* TASK DETAILS: Return the number of lines that include the string "invertebrates", without any other text.

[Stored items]
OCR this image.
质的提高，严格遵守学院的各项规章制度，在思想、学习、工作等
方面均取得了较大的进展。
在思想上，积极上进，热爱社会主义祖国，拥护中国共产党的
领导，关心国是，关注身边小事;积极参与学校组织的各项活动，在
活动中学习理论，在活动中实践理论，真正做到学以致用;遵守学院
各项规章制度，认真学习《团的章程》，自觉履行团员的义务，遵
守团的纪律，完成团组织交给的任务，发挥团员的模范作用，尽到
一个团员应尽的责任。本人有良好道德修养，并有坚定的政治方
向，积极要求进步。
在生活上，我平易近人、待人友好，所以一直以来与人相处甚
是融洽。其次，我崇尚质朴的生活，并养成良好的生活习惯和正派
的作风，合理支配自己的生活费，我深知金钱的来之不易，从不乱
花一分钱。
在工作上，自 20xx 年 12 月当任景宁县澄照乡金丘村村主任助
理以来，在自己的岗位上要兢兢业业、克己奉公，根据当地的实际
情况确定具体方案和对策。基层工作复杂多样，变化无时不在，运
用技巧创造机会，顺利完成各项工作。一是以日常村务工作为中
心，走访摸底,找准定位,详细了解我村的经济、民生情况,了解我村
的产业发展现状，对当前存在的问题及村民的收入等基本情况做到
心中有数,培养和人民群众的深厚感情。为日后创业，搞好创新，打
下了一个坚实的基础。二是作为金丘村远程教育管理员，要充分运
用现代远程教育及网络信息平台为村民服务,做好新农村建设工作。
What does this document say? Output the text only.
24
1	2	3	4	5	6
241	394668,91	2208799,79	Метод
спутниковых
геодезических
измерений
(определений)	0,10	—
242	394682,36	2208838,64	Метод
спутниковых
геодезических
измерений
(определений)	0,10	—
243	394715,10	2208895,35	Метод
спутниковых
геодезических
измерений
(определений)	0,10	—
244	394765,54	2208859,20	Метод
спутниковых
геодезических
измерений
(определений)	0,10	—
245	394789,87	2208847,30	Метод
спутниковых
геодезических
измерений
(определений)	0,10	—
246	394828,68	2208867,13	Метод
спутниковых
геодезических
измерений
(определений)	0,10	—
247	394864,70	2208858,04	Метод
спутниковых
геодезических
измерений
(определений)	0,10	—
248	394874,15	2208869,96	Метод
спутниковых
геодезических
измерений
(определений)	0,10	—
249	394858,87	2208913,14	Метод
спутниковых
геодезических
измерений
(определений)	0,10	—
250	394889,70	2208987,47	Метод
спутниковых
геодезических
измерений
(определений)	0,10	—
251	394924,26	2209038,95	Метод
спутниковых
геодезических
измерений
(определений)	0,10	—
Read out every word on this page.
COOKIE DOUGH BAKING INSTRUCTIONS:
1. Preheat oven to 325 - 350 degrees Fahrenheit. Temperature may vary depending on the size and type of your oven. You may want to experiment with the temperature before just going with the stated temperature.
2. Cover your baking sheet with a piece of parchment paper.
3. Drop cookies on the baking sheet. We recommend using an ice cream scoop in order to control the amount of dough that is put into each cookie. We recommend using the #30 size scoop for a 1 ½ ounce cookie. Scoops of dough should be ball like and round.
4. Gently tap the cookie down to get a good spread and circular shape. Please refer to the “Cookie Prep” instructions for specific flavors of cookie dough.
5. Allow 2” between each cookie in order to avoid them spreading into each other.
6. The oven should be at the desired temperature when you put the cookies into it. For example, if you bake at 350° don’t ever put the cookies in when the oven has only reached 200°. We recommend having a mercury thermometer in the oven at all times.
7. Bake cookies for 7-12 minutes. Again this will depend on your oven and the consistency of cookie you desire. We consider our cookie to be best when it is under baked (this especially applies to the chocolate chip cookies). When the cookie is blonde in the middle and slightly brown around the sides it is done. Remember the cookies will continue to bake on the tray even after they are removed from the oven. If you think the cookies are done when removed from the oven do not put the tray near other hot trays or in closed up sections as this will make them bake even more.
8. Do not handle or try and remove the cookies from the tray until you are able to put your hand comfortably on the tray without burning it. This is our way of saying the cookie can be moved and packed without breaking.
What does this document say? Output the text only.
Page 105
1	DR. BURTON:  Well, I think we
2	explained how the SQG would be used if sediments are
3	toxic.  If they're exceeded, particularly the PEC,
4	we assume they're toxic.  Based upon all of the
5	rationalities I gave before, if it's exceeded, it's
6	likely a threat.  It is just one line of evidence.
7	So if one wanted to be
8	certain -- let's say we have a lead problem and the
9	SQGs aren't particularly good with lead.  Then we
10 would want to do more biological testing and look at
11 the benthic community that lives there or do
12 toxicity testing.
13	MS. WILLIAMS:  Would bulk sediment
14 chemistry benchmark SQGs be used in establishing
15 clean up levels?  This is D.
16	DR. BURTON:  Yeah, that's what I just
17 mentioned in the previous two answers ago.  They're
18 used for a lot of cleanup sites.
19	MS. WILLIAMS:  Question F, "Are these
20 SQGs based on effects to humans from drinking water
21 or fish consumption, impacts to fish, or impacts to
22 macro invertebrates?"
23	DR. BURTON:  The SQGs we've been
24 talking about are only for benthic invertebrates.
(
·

* TASK RESPONSE: 2